Output the material below in its entirety, exactly as given.

┌──

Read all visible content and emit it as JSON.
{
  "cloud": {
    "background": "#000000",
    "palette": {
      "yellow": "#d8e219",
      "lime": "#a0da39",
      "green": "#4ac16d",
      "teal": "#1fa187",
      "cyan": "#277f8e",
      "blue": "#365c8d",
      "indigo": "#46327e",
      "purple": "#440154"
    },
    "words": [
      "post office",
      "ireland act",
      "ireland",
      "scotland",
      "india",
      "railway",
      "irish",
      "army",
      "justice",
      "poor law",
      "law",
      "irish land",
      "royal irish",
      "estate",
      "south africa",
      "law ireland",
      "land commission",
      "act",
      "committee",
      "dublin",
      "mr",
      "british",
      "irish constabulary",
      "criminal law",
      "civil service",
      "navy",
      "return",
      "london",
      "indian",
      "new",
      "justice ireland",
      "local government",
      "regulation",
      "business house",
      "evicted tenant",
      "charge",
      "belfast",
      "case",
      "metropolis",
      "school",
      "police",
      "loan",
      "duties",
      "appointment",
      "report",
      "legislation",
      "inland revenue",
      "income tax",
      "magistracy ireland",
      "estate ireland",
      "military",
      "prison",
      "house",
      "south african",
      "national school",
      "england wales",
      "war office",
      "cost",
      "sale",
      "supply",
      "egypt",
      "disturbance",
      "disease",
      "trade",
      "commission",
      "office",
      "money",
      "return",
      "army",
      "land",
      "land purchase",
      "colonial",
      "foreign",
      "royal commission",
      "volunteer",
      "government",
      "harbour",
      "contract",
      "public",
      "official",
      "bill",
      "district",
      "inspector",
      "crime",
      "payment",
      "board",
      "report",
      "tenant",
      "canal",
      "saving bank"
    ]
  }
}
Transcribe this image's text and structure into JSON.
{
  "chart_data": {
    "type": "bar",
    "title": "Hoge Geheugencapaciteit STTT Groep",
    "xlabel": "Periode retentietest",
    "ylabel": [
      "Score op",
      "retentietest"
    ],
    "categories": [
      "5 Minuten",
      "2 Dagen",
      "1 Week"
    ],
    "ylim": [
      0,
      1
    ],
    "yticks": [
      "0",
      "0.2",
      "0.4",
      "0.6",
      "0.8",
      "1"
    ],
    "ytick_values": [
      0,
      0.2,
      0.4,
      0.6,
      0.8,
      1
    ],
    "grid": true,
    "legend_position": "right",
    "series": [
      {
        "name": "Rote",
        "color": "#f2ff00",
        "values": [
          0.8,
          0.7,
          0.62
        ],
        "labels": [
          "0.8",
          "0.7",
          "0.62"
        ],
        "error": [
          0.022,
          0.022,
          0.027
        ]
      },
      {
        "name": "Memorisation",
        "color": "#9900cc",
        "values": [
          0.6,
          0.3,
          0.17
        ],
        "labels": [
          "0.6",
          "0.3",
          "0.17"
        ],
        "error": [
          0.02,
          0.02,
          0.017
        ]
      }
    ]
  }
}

└──

• [COMPLETED TASK]
Read all visible content and emit it as JSON.
{
  "cloud": {
    "background": "#000000",
    "palette": {
      "yellow": "#d8e219",
      "lime": "#a0da39",
      "green": "#4ac16d",
      "teal": "#1fa187",
      "cyan": "#277f8e",
      "blue": "#365c8d",
      "indigo": "#46327e",
      "purple": "#440154"
    },
    "words": [
      "post office",
      "ireland act",
      "ireland",
      "scotland",
      "india",
      "railway",
      "irish",
      "army",
      "justice",
      "poor law",
      "law",
      "irish land",
      "royal irish",
      "estate",
      "south africa",
      "law ireland",
      "land commission",
      "act",
      "committee",
      "dublin",
      "mr",
      "british",
      "irish constabulary",
      "criminal law",
      "civil service",
      "navy",
      "return",
      "london",
      "indian",
      "new",
      "justice ireland",
      "local government",
      "regulation",
      "business house",
      "evicted tenant",
      "charge",
      "belfast",
      "case",
      "metropolis",
      "school",
      "police",
      "loan",
      "duties",
      "appointment",
      "report",
      "legislation",
      "inland revenue",
      "income tax",
      "magistracy ireland",
      "estate ireland",
      "military",
      "prison",
      "house",
      "south african",
      "national school",
      "england wales",
      "war office",
      "cost",
      "sale",
      "supply",
      "egypt",
      "disturbance",
      "disease",
      "trade",
      "commission",
      "office",
      "money",
      "return",
      "army",
      "land",
      "land purchase",
      "colonial",
      "foreign",
      "royal commission",
      "volunteer",
      "government",
      "harbour",
      "contract",
      "public",
      "official",
      "bill",
      "district",
      "inspector",
      "crime",
      "payment",
      "board",
      "report",
      "tenant",
      "canal",
      "saving bank"
    ]
  }
}
Transcribe this image's text and structure into JSON.
{
  "chart_data": {
    "type": "bar",
    "title": "Hoge Geheugencapaciteit STTT Groep",
    "xlabel": "Periode retentietest",
    "ylabel": [
      "Score op",
      "retentietest"
    ],
    "categories": [
      "5 Minuten",
      "2 Dagen",
      "1 Week"
    ],
    "ylim": [
      0,
      1
    ],
    "yticks": [
      "0",
      "0.2",
      "0.4",
      "0.6",
      "0.8",
      "1"
    ],
    "ytick_values": [
      0,
      0.2,
      0.4,
      0.6,
      0.8,
      1
    ],
    "grid": true,
    "legend_position": "right",
    "series": [
      {
        "name": "Rote",
        "color": "#f2ff00",
        "values": [
          0.8,
          0.7,
          0.62
        ],
        "labels": [
          "0.8",
          "0.7",
          "0.62"
        ],
        "error": [
          0.022,
          0.022,
          0.027
        ]
      },
      {
        "name": "Memorisation",
        "color": "#9900cc",
        "values": [
          0.6,
          0.3,
          0.17
        ],
        "labels": [
          "0.6",
          "0.3",
          "0.17"
        ],
        "error": [
          0.02,
          0.02,
          0.017
        ]
      }
    ]
  }
}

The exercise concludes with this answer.